[TASK DETAILS] Copy each line in which the string "nice" occurs.

[A run of records]
◇ ◇ ◇ ◇ ◇ ◇ ◇
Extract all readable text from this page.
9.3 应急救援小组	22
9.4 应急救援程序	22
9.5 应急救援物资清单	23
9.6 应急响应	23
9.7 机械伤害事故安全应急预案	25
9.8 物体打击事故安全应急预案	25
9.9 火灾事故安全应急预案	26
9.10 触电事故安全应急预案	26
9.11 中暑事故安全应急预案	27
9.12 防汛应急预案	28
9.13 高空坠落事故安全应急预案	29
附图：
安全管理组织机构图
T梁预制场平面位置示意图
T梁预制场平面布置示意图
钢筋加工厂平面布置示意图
◇ ◇ ◇ ◇ ◇ ◇ ◇
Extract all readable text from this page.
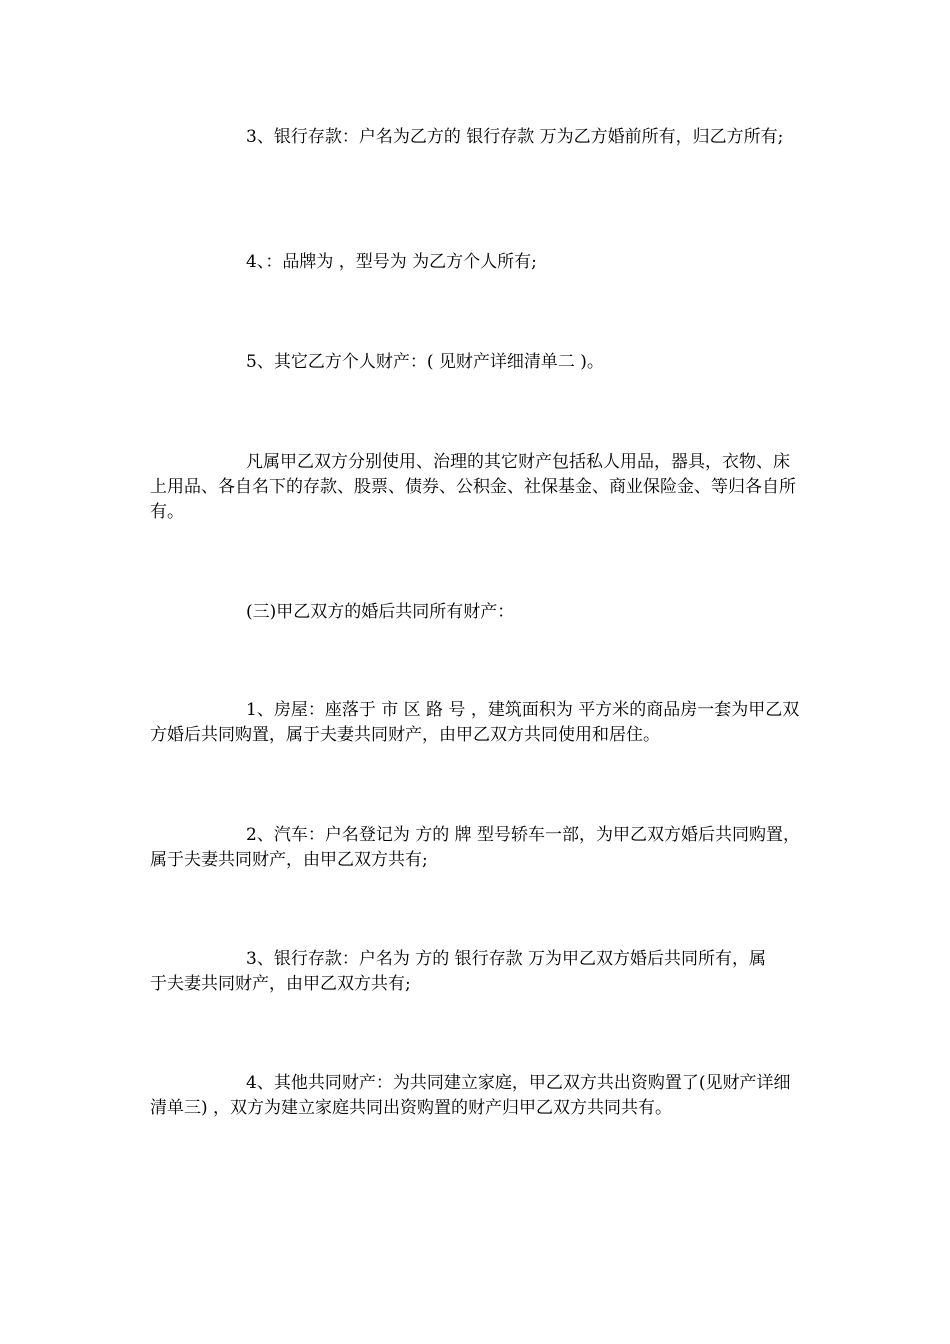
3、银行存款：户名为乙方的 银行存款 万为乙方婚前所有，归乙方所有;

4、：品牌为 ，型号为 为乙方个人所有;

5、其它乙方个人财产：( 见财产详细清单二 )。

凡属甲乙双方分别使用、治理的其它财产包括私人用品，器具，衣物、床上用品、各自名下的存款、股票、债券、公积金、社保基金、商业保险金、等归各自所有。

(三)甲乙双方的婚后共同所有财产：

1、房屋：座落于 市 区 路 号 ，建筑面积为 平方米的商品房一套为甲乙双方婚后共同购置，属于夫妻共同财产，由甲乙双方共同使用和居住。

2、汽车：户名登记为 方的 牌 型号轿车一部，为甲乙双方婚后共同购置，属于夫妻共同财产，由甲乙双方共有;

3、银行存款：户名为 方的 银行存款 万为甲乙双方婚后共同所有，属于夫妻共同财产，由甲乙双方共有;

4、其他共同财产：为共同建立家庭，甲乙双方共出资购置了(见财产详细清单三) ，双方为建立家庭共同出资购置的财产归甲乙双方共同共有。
◇ ◇ ◇ ◇ ◇ ◇ ◇
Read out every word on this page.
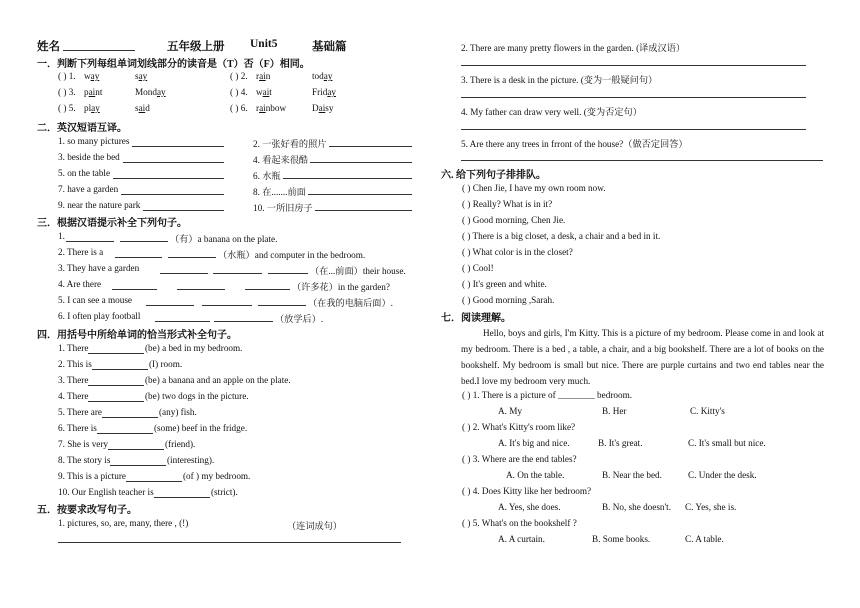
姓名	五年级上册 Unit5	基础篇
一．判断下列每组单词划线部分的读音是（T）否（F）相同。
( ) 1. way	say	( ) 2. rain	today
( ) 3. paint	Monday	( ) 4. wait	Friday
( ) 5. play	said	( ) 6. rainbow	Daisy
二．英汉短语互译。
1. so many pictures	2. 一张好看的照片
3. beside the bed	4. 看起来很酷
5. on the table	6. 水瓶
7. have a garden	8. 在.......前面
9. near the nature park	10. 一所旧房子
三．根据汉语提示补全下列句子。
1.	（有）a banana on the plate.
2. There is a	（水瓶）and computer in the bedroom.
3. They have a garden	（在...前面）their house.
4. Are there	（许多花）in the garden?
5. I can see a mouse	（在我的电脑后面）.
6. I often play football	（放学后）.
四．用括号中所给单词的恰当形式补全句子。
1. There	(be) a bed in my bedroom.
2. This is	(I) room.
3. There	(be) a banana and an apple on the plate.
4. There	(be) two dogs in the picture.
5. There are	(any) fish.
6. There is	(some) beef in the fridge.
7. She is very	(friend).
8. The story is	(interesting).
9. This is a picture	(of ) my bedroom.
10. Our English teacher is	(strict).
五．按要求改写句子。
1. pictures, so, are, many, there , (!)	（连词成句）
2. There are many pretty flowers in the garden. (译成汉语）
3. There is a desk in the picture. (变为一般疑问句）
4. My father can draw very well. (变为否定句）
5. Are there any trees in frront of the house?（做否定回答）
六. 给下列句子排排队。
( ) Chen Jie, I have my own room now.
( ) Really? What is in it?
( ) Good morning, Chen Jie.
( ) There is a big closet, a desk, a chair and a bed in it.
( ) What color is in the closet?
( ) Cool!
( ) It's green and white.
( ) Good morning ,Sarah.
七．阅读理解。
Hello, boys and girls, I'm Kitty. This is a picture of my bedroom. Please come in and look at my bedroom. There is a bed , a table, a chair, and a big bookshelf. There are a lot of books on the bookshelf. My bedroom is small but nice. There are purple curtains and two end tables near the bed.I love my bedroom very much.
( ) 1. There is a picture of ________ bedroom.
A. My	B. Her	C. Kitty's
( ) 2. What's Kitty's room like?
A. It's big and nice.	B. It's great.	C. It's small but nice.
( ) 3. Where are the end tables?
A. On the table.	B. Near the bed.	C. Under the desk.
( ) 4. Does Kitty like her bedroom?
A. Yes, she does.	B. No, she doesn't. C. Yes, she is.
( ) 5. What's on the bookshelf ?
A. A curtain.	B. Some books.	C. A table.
◇ ◇ ◇ ◇ ◇ ◇ ◇
[OUTPUT BELOW]
Hello, boys and girls, I'm Kitty. This is a picture of my bedroom. Please come in and look at my bedroom. There is a bed , a table, a chair, and a big bookshelf. There are a lot of books on the bookshelf. My bedroom is small but nice. There are purple curtains and two end tables near the bed.I love my bedroom very much.
A. It's big and nice.	B. It's great.	C. It's small but nice.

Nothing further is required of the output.